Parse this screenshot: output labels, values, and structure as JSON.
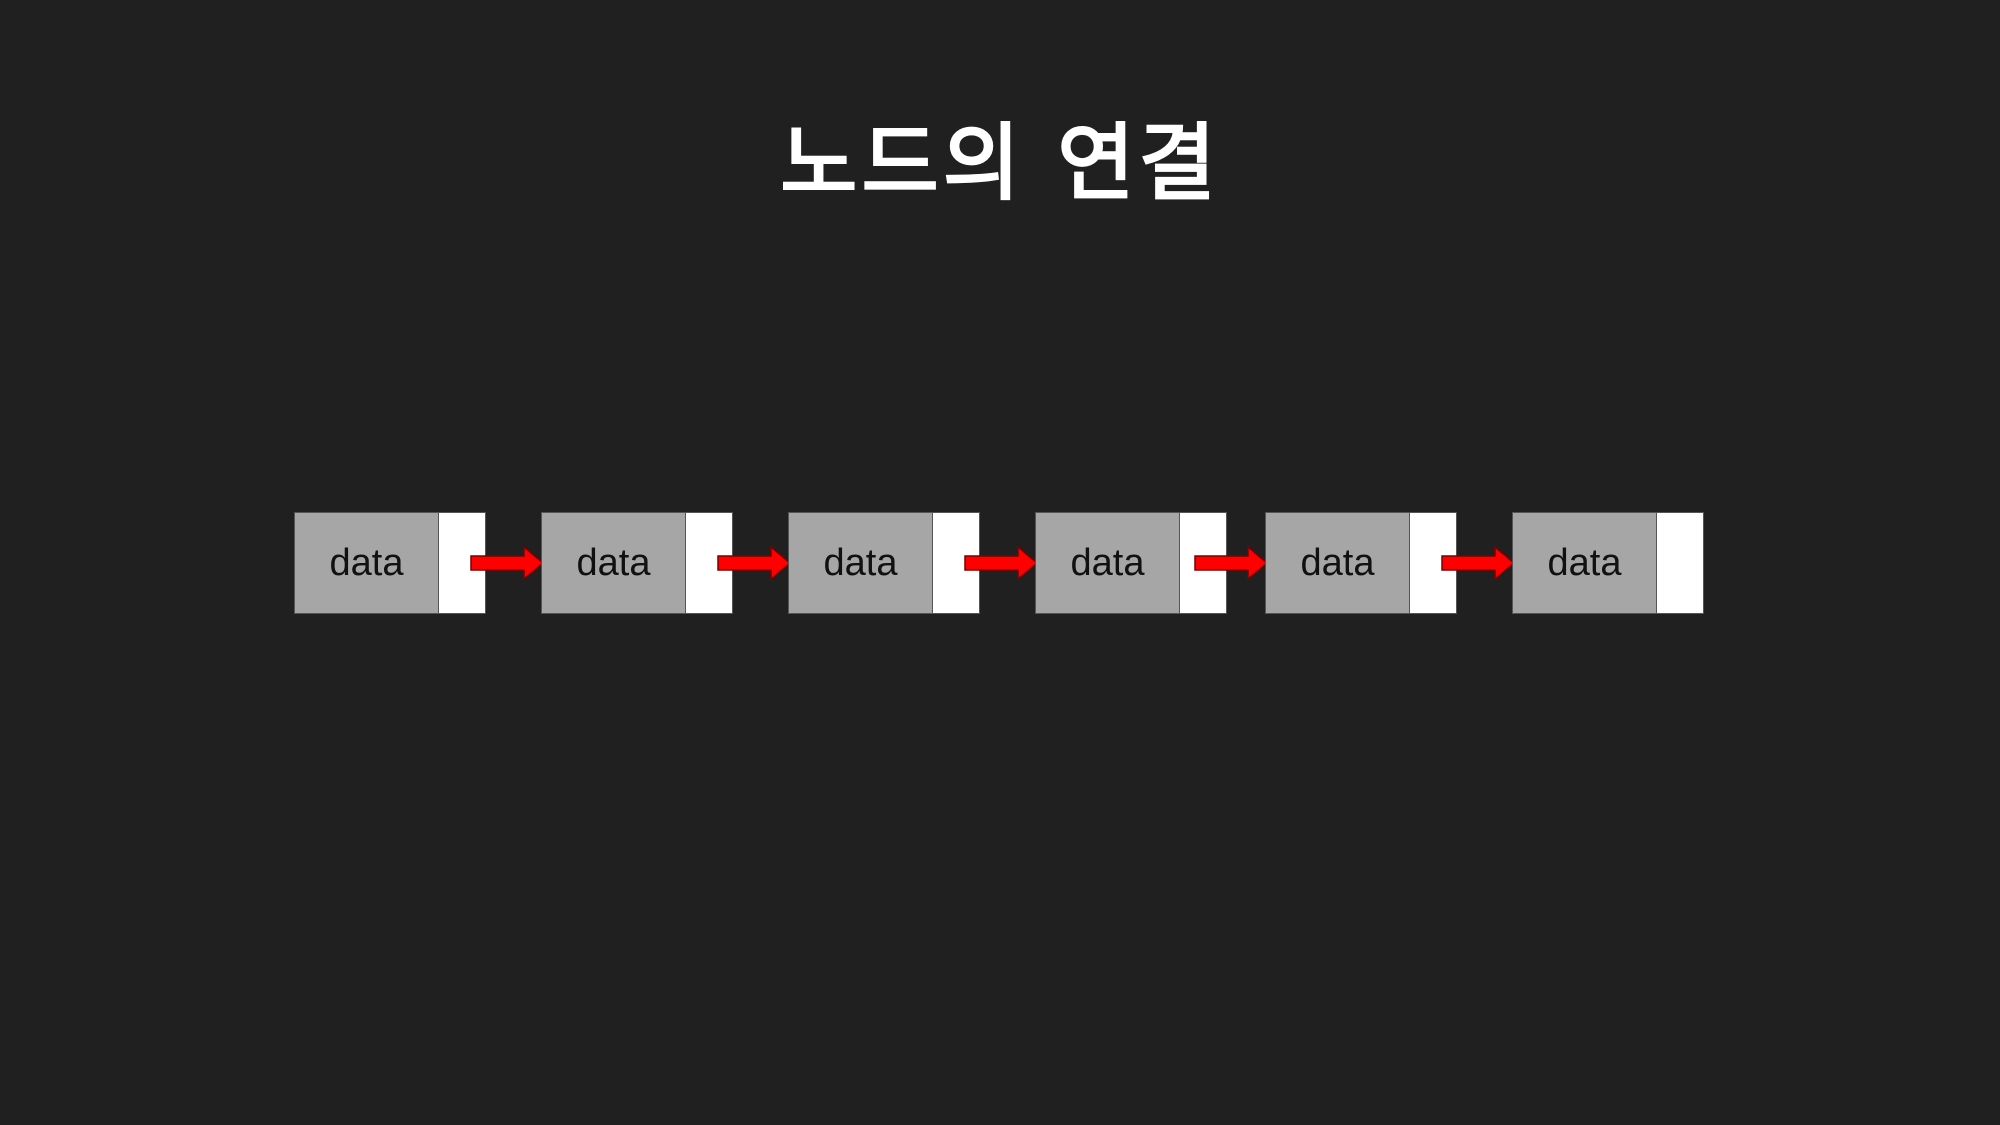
{
  "slide": {
    "title": "노드의 연결"
  },
  "diagram": {
    "nodes": [
      {
        "label": "data"
      },
      {
        "label": "data"
      },
      {
        "label": "data"
      },
      {
        "label": "data"
      },
      {
        "label": "data"
      },
      {
        "label": "data"
      }
    ],
    "colors": {
      "background": "#202020",
      "node_data_fill": "#a6a6a6",
      "node_link_fill": "#ffffff",
      "arrow": "#ff0000"
    }
  }
}
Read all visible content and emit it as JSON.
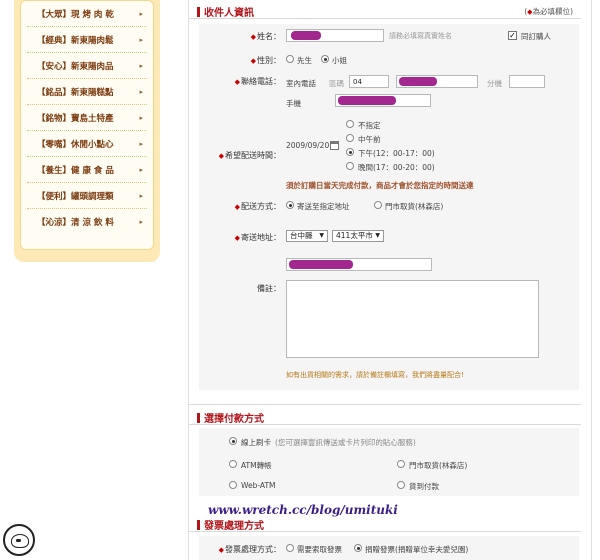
{
  "sidebar": {
    "items": [
      {
        "label": "【大眾】現 烤 肉 乾"
      },
      {
        "label": "【經典】新東陽肉鬆"
      },
      {
        "label": "【安心】新東陽肉品"
      },
      {
        "label": "【銘品】新東陽糕點"
      },
      {
        "label": "【銘物】寶島土特產"
      },
      {
        "label": "【零嘴】休閒小點心"
      },
      {
        "label": "【養生】健 康 食 品"
      },
      {
        "label": "【便利】罐頭調理類"
      },
      {
        "label": "【沁涼】清 涼 飲 料"
      }
    ],
    "arrow": "▸"
  },
  "recipient": {
    "title": "收件人資訊",
    "required_note": "為必填欄位",
    "required_mark": "◆",
    "name_label": "姓名：",
    "name_placeholder": "請務必填寫真實姓名",
    "same_as_buyer": "同訂購人",
    "gender_label": "性別：",
    "gender_male": "先生",
    "gender_female": "小姐",
    "phone_label": "聯絡電話：",
    "home_phone": "室內電話",
    "area_code_label": "區碼",
    "area_code_value": "04",
    "extension_label": "分機",
    "mobile_label": "手機",
    "time_label": "希望配送時間：",
    "date_value": "2009/09/20",
    "time_options": [
      "不指定",
      "中午前",
      "下午(12：00-17：00)",
      "晚間(17：00-20：00)"
    ],
    "warning": "須於訂購日當天完成付款，商品才會於您指定的時間送達",
    "delivery_label": "配送方式：",
    "delivery_home": "寄送至指定地址",
    "delivery_store": "門市取貨(林森店)",
    "address_label": "寄送地址：",
    "city": "台中縣",
    "district": "411太平市",
    "remarks_label": "備註：",
    "remarks_note": "如有出貨相關的需求，請於備註欄填寫，我們將盡量配合!"
  },
  "payment": {
    "title": "選擇付款方式",
    "credit_card": "線上刷卡",
    "credit_card_note": "(您可選擇豐訊傳送或卡片列印的貼心服務)",
    "atm": "ATM轉帳",
    "store_pickup": "門市取貨(林森店)",
    "web_atm": "Web-ATM",
    "cod": "貨到付款"
  },
  "invoice": {
    "title": "發票處理方式",
    "label": "發票處理方式：",
    "request": "需要索取發票",
    "donate": "捐贈發票(捐贈單位幸夫愛兒園)"
  },
  "watermark": "www.wretch.cc/blog/umituki"
}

****

- _To do_
Tally the lines in this data that hold the word "title" and state only the count.

- _Answer in full_
4